Top of Text shown

Infiltrating cells in the BS of HSV-infected 129 mice and activation of microglia. Cells isolated from BS of HSV-infected 129 mice at 38 h and 62 h p.i. were stained for CD45 (A) and CD4 and CD8 (B) surface markers and activation molecules (MHC-II or CD86 [A] and CD62L or CD69 [B]). Increases in numbers and activation (loss of CD62L) of CD4 and CD8 T cells in dLNs on day 7 (C) were not seen for CD4 and CD8 T cells retrieved from BS of the same mice (D). BS cells stained for CD45 and MHC-II showed a continued increase in activation of microglia (CD45^int) until day 9 p.i. (with peaks at 11.5% of the total). (E) Absolute increases in macrophages (MP) and microglias (MG) relative to levels for naïve mice (day 0) are indicated below panel E for days 4 to 9 p.i. (F) Data shown are representative of three experiments for panels A and B and two experiments for panels C, D, and E.

FIG. 4.

Depletion of neutrophils or macrophages during acute HSV infection enhances survival. Compared to mock treatment of 129 mice (open circles, dashed line, PBS or rat immunoglobulin G), Gr-1 MAb (black squares), clodronate (gray squares), and combination treatment with both Gr-1 MAb and clodronate (black circles) significantly delayed mortality (the mean survival time was prolonged to day 12 or 13, versus day 8 for controls). Survival on day 10 was highly significant for all treatment groups (P < 0.003 for each pairwise comparison to 129 mock controls). Data shown are combined from five different experiments. The overall statistical differences at the end of the experiments were as indicated: **, P < 0.005; *, P < 0.05 for comparison to the MOCK group; ns, not significantly different.

FIG. 5.

Bottom of Text shown

Work task 1:
Answer these questions from the legends on HSV-infected mice:
(a) At what times p.i. were cells isolated from the BS of HSV-infected 129 mice?
(b) Until what day did microglia activation keep increasing, and at what percentage of the total did it peak?
(c) What mean survival time did the treatments reach, and what was it for controls?
Work task 2: From the legends on HSV-infected mice, list every surface marker and activation molecule that BS cells were stained for.
Work task 3: Extend the legends on HSV-infected mice by writing the legend that follows "FIG. 5." in the same style.

Top of Data for analysis

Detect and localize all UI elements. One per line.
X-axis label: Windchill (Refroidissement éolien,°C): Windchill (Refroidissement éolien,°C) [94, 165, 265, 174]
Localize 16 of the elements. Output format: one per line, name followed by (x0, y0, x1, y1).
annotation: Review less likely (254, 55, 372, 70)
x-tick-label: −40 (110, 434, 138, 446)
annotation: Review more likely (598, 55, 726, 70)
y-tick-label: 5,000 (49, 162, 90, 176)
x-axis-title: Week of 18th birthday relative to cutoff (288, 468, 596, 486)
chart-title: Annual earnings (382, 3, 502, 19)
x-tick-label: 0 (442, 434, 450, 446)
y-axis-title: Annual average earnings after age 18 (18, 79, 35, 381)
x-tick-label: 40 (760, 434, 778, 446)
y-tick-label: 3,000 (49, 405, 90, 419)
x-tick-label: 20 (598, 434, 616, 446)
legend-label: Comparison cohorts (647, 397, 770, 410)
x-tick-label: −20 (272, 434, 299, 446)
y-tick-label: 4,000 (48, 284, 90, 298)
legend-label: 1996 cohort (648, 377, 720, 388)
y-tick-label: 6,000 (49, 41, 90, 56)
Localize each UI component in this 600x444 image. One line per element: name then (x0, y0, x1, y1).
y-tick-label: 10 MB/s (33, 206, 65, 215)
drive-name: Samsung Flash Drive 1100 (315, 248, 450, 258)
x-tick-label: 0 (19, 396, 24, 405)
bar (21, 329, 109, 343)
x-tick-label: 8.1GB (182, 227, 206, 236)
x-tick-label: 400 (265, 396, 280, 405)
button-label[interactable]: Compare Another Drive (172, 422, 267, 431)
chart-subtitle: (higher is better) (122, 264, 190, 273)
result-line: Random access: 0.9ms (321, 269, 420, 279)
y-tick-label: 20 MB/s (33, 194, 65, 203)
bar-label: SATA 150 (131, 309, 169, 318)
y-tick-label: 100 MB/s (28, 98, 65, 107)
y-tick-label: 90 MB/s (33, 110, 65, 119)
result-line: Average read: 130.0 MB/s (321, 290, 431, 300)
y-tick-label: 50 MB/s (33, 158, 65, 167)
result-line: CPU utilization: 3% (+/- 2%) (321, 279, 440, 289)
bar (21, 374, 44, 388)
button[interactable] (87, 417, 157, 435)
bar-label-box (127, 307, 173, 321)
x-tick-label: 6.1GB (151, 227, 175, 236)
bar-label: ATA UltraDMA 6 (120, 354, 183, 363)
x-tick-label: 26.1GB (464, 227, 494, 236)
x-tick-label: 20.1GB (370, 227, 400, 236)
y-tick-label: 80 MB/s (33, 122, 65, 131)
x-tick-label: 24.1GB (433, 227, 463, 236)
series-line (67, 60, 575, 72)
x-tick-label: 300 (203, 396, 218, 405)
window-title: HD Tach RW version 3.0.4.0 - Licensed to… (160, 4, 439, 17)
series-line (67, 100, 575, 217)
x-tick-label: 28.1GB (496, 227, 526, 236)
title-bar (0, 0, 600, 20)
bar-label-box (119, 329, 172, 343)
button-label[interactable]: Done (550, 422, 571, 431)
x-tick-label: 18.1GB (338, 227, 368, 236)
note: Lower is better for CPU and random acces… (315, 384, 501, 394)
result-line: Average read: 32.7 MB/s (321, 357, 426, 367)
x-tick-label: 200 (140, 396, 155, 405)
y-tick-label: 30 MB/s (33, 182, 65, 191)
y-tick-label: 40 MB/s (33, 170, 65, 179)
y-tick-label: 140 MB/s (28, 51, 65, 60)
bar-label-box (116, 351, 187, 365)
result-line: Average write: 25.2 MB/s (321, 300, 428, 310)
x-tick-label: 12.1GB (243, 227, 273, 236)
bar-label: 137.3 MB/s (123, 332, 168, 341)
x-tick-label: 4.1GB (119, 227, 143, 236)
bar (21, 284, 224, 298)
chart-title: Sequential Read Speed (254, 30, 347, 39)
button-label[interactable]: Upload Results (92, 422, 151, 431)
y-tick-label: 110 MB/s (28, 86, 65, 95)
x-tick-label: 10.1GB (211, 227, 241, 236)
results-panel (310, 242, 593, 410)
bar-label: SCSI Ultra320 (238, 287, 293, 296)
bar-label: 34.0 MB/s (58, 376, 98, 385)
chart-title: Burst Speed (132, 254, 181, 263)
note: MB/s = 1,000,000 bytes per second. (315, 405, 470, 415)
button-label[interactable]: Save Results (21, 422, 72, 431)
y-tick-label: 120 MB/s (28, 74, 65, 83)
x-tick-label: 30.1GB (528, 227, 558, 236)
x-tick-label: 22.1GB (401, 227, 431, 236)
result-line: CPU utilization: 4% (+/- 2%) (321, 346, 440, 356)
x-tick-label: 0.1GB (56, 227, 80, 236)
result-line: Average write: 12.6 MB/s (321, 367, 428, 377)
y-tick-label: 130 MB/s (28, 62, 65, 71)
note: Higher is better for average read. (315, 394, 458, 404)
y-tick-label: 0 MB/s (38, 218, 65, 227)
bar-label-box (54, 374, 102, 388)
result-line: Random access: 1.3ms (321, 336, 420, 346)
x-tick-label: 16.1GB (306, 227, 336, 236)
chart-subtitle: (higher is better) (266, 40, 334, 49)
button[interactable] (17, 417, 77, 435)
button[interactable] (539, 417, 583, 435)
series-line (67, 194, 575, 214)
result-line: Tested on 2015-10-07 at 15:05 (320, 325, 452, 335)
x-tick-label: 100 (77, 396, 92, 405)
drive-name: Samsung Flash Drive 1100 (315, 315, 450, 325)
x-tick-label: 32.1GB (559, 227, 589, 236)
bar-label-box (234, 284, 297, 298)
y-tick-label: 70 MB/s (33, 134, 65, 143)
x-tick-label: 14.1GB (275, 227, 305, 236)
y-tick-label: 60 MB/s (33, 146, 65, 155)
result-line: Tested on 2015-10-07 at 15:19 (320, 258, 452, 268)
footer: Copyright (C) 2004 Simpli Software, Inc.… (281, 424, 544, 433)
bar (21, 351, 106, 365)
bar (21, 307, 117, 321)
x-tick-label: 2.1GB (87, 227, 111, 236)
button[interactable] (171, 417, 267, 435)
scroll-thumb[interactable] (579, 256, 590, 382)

Bottom of Data for analysis

Exercise result 1:
(a) At 38 h and 62 h p.i.
(b) Until day 9 p.i., with peaks at 11.5% of the total.
(c) Day 12 or 13 for the treatments, versus day 8 for controls.

Exercise result 2: CD45, CD4, CD8, MHC-II, CD86, CD62L, CD69

Exercise result 3:
Transfer of susceptibility and resistance to fatal HSE by BMT. (A) B6-E mice were given no transplant (red circles), given B6 bone marrow (black squares), γ irradiated and given 129 bone marrow (inverted blue triangles), or nonirradiated and given 129 bone marrow (green triangles). Data for 129S6 mice are indicated for comparison (gray diamonds). As indicated by the arrow, 4 days (4d) after the last γ-irradiated mouse receiving 129 BMT died, >80% of non-BMT mice were still alive (P = 0.026 [significant]). Mice were infected by corneal scarification with 3,200 PFU HSV-1 17⁺, and mortality was monitored. Data shown are combined from four experiments. (B) Duration of shedding for individual mice from different groups (as indicated in the figure) is plotted, with mean time of last day of shedding (horizontal line) indicated. Horizontal bars above the graph indicate statistically significant differences between connected groups (representative of two experiments). BS from all four groups of BMT recipients in panel A were examined for pathology associated with HSV infection. Occasional or no viral inclusions were found in neurons in controls receiving no transplant and in recipients of B6 BMT (not shown). The abnormalities found in nonirradiated recipients of 129 BMT were less severe than those in their γ-irradiated counterparts. Shown are sections from γ-irradiated mice receiving 129 BMT. Cellular infiltrates are present in the subarachnoid space (C), perivascular parenchymal infiltrates in the BS (D) (neutrophils are shown in the inset), subpial infiltrating inflammatory cells (E), and prominent viral inclusions in the trigeminal nucleus (F). The inset shows higher magnification of several neurons with nuclear inclusions.

FIG. 6.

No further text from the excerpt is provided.